(Stored data entries)
★ ★ ★ ★

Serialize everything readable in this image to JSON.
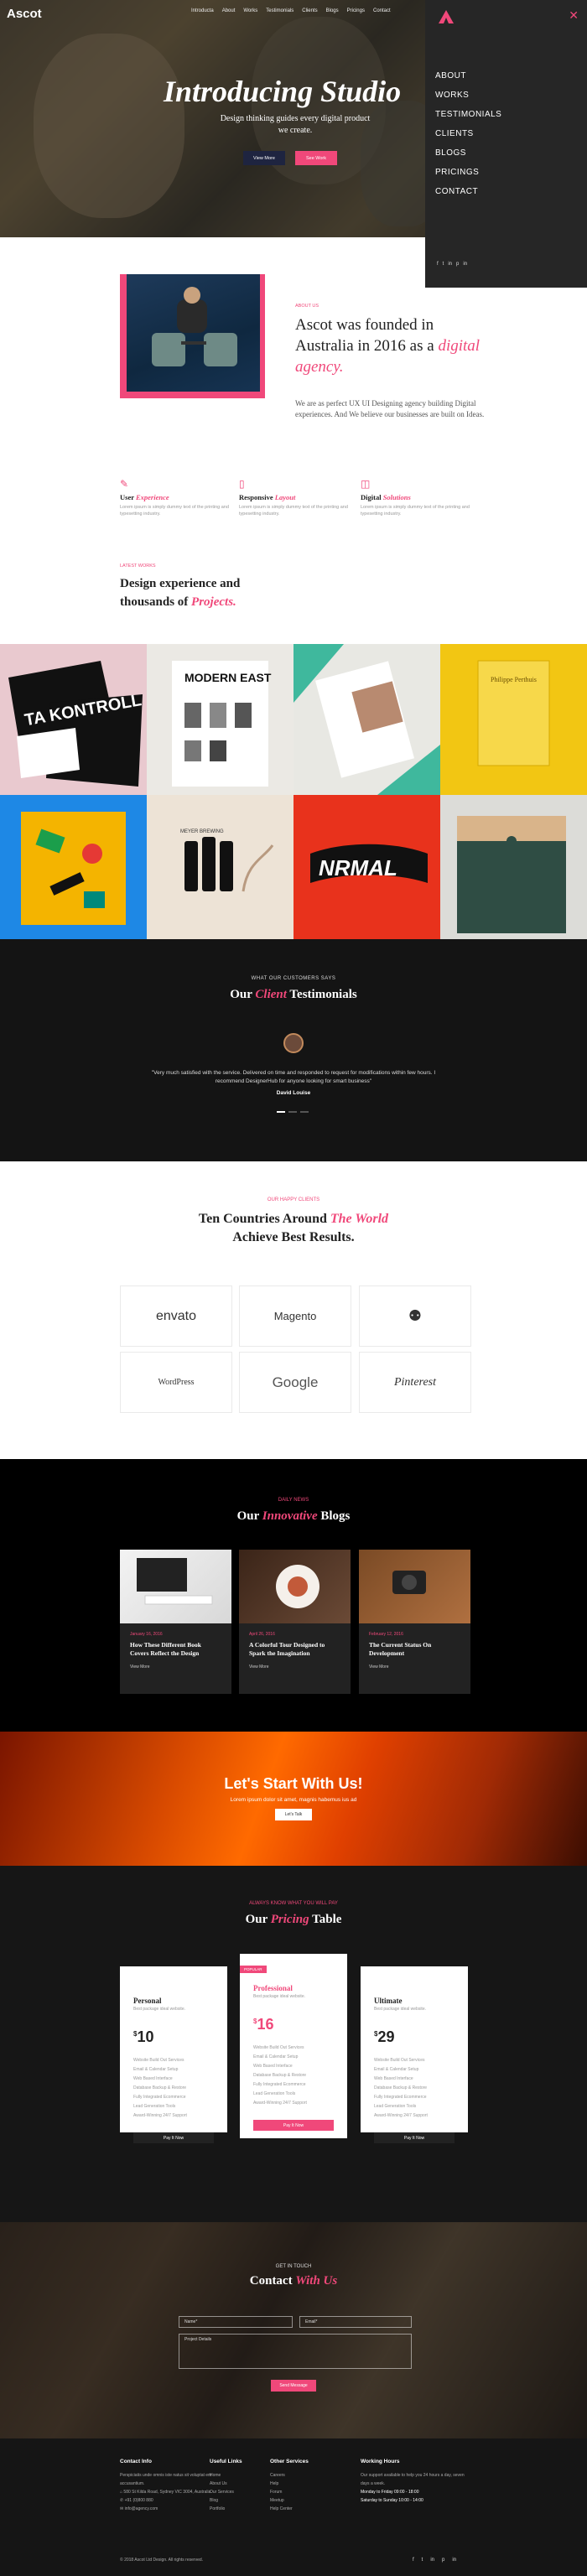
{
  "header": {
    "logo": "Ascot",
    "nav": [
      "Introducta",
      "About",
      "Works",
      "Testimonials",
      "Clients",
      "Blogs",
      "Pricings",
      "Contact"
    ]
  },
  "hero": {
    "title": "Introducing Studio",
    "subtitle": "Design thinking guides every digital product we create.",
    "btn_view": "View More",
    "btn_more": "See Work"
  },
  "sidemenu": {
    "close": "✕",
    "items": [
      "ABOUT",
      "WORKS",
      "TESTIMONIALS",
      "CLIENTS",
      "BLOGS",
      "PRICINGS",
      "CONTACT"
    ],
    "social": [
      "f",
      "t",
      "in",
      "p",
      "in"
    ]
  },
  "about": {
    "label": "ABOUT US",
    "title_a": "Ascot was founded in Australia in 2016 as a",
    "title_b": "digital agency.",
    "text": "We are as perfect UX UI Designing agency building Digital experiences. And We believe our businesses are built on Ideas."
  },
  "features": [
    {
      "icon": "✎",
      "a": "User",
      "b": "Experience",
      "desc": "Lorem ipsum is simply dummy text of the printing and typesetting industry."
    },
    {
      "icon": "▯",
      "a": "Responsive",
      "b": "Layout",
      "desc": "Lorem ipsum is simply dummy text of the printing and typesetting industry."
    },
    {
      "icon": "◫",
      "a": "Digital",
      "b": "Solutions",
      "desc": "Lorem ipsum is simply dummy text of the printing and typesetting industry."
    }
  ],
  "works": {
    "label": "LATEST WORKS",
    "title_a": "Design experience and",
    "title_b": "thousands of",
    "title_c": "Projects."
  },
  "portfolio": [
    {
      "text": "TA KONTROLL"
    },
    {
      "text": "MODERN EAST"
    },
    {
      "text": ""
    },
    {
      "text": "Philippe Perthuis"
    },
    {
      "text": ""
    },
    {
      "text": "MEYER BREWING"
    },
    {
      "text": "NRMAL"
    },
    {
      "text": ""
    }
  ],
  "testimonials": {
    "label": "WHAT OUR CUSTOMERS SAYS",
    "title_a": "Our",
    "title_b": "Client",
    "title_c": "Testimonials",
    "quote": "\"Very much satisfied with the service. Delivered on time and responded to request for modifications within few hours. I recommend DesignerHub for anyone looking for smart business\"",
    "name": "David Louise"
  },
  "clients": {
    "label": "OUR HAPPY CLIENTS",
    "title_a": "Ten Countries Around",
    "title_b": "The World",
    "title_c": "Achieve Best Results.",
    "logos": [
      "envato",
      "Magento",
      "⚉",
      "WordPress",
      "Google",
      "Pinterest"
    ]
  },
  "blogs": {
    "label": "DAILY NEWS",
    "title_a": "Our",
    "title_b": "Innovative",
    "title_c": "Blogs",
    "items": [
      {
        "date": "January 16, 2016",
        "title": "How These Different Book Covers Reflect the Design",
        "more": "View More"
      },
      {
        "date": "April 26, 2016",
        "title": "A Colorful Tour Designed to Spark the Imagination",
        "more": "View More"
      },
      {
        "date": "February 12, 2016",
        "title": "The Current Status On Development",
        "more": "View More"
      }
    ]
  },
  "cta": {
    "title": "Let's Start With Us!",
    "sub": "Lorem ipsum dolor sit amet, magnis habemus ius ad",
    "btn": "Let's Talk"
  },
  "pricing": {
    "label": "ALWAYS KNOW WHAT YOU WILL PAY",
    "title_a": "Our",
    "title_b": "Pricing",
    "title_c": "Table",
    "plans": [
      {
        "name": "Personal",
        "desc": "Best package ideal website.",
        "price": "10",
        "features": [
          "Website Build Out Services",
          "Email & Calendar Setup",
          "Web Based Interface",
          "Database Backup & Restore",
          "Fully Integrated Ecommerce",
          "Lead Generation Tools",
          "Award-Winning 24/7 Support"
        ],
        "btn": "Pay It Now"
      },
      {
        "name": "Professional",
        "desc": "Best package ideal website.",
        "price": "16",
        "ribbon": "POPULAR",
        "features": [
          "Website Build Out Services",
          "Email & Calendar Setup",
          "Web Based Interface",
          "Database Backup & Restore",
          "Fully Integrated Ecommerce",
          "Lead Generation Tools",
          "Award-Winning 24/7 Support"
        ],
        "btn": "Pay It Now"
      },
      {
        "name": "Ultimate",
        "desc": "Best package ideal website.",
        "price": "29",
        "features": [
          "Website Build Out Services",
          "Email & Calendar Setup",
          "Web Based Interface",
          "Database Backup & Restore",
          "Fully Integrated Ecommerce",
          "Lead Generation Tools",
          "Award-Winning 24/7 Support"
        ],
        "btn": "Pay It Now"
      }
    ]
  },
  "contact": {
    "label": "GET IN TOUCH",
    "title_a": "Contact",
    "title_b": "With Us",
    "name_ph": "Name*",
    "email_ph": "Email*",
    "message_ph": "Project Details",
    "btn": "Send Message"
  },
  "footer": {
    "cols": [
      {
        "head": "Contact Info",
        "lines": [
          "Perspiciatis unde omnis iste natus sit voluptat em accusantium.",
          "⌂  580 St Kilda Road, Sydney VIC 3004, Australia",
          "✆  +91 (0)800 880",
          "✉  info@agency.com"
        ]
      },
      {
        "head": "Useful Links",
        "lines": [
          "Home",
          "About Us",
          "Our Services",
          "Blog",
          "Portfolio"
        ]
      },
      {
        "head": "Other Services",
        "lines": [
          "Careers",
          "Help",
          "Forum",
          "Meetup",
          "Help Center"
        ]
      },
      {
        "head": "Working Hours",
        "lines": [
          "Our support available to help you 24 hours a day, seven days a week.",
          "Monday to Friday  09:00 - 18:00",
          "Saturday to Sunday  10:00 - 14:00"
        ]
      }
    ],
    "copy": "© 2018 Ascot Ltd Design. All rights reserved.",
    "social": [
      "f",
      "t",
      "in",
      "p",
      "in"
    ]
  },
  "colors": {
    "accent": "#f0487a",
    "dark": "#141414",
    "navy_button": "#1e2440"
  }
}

★ ★ ★ ★

Exercise directions → Make an exact reproduction of the listing above, without any pictures.

Reply to the exercise →
Serialize everything readable in this image to JSON.
{
  "header": {
    "logo": "Ascot",
    "nav": [
      "Introducta",
      "About",
      "Works",
      "Testimonials",
      "Clients",
      "Blogs",
      "Pricings",
      "Contact"
    ]
  },
  "hero": {
    "title": "Introducing Studio",
    "subtitle": "Design thinking guides every digital product we create.",
    "btn_view": "View More",
    "btn_more": "See Work"
  },
  "sidemenu": {
    "close": "✕",
    "items": [
      "ABOUT",
      "WORKS",
      "TESTIMONIALS",
      "CLIENTS",
      "BLOGS",
      "PRICINGS",
      "CONTACT"
    ],
    "social": [
      "f",
      "t",
      "in",
      "p",
      "in"
    ]
  },
  "about": {
    "label": "ABOUT US",
    "title_a": "Ascot was founded in Australia in 2016 as a",
    "title_b": "digital agency.",
    "text": "We are as perfect UX UI Designing agency building Digital experiences. And We believe our businesses are built on Ideas."
  },
  "features": [
    {
      "icon": "✎",
      "a": "User",
      "b": "Experience",
      "desc": "Lorem ipsum is simply dummy text of the printing and typesetting industry."
    },
    {
      "icon": "▯",
      "a": "Responsive",
      "b": "Layout",
      "desc": "Lorem ipsum is simply dummy text of the printing and typesetting industry."
    },
    {
      "icon": "◫",
      "a": "Digital",
      "b": "Solutions",
      "desc": "Lorem ipsum is simply dummy text of the printing and typesetting industry."
    }
  ],
  "works": {
    "label": "LATEST WORKS",
    "title_a": "Design experience and",
    "title_b": "thousands of",
    "title_c": "Projects."
  },
  "portfolio": [
    {
      "text": "TA KONTROLL"
    },
    {
      "text": "MODERN EAST"
    },
    {
      "text": ""
    },
    {
      "text": "Philippe Perthuis"
    },
    {
      "text": ""
    },
    {
      "text": "MEYER BREWING"
    },
    {
      "text": "NRMAL"
    },
    {
      "text": ""
    }
  ],
  "testimonials": {
    "label": "WHAT OUR CUSTOMERS SAYS",
    "title_a": "Our",
    "title_b": "Client",
    "title_c": "Testimonials",
    "quote": "\"Very much satisfied with the service. Delivered on time and responded to request for modifications within few hours. I recommend DesignerHub for anyone looking for smart business\"",
    "name": "David Louise"
  },
  "clients": {
    "label": "OUR HAPPY CLIENTS",
    "title_a": "Ten Countries Around",
    "title_b": "The World",
    "title_c": "Achieve Best Results.",
    "logos": [
      "envato",
      "Magento",
      "⚉",
      "WordPress",
      "Google",
      "Pinterest"
    ]
  },
  "blogs": {
    "label": "DAILY NEWS",
    "title_a": "Our",
    "title_b": "Innovative",
    "title_c": "Blogs",
    "items": [
      {
        "date": "January 16, 2016",
        "title": "How These Different Book Covers Reflect the Design",
        "more": "View More"
      },
      {
        "date": "April 26, 2016",
        "title": "A Colorful Tour Designed to Spark the Imagination",
        "more": "View More"
      },
      {
        "date": "February 12, 2016",
        "title": "The Current Status On Development",
        "more": "View More"
      }
    ]
  },
  "cta": {
    "title": "Let's Start With Us!",
    "sub": "Lorem ipsum dolor sit amet, magnis habemus ius ad",
    "btn": "Let's Talk"
  },
  "pricing": {
    "label": "ALWAYS KNOW WHAT YOU WILL PAY",
    "title_a": "Our",
    "title_b": "Pricing",
    "title_c": "Table",
    "plans": [
      {
        "name": "Personal",
        "desc": "Best package ideal website.",
        "price": "10",
        "features": [
          "Website Build Out Services",
          "Email & Calendar Setup",
          "Web Based Interface",
          "Database Backup & Restore",
          "Fully Integrated Ecommerce",
          "Lead Generation Tools",
          "Award-Winning 24/7 Support"
        ],
        "btn": "Pay It Now"
      },
      {
        "name": "Professional",
        "desc": "Best package ideal website.",
        "price": "16",
        "ribbon": "POPULAR",
        "features": [
          "Website Build Out Services",
          "Email & Calendar Setup",
          "Web Based Interface",
          "Database Backup & Restore",
          "Fully Integrated Ecommerce",
          "Lead Generation Tools",
          "Award-Winning 24/7 Support"
        ],
        "btn": "Pay It Now"
      },
      {
        "name": "Ultimate",
        "desc": "Best package ideal website.",
        "price": "29",
        "features": [
          "Website Build Out Services",
          "Email & Calendar Setup",
          "Web Based Interface",
          "Database Backup & Restore",
          "Fully Integrated Ecommerce",
          "Lead Generation Tools",
          "Award-Winning 24/7 Support"
        ],
        "btn": "Pay It Now"
      }
    ]
  },
  "contact": {
    "label": "GET IN TOUCH",
    "title_a": "Contact",
    "title_b": "With Us",
    "name_ph": "Name*",
    "email_ph": "Email*",
    "message_ph": "Project Details",
    "btn": "Send Message"
  },
  "footer": {
    "cols": [
      {
        "head": "Contact Info",
        "lines": [
          "Perspiciatis unde omnis iste natus sit voluptat em accusantium.",
          "⌂  580 St Kilda Road, Sydney VIC 3004, Australia",
          "✆  +91 (0)800 880",
          "✉  info@agency.com"
        ]
      },
      {
        "head": "Useful Links",
        "lines": [
          "Home",
          "About Us",
          "Our Services",
          "Blog",
          "Portfolio"
        ]
      },
      {
        "head": "Other Services",
        "lines": [
          "Careers",
          "Help",
          "Forum",
          "Meetup",
          "Help Center"
        ]
      },
      {
        "head": "Working Hours",
        "lines": [
          "Our support available to help you 24 hours a day, seven days a week.",
          "Monday to Friday  09:00 - 18:00",
          "Saturday to Sunday  10:00 - 14:00"
        ]
      }
    ],
    "copy": "© 2018 Ascot Ltd Design. All rights reserved.",
    "social": [
      "f",
      "t",
      "in",
      "p",
      "in"
    ]
  },
  "colors": {
    "accent": "#f0487a",
    "dark": "#141414",
    "navy_button": "#1e2440"
  }
}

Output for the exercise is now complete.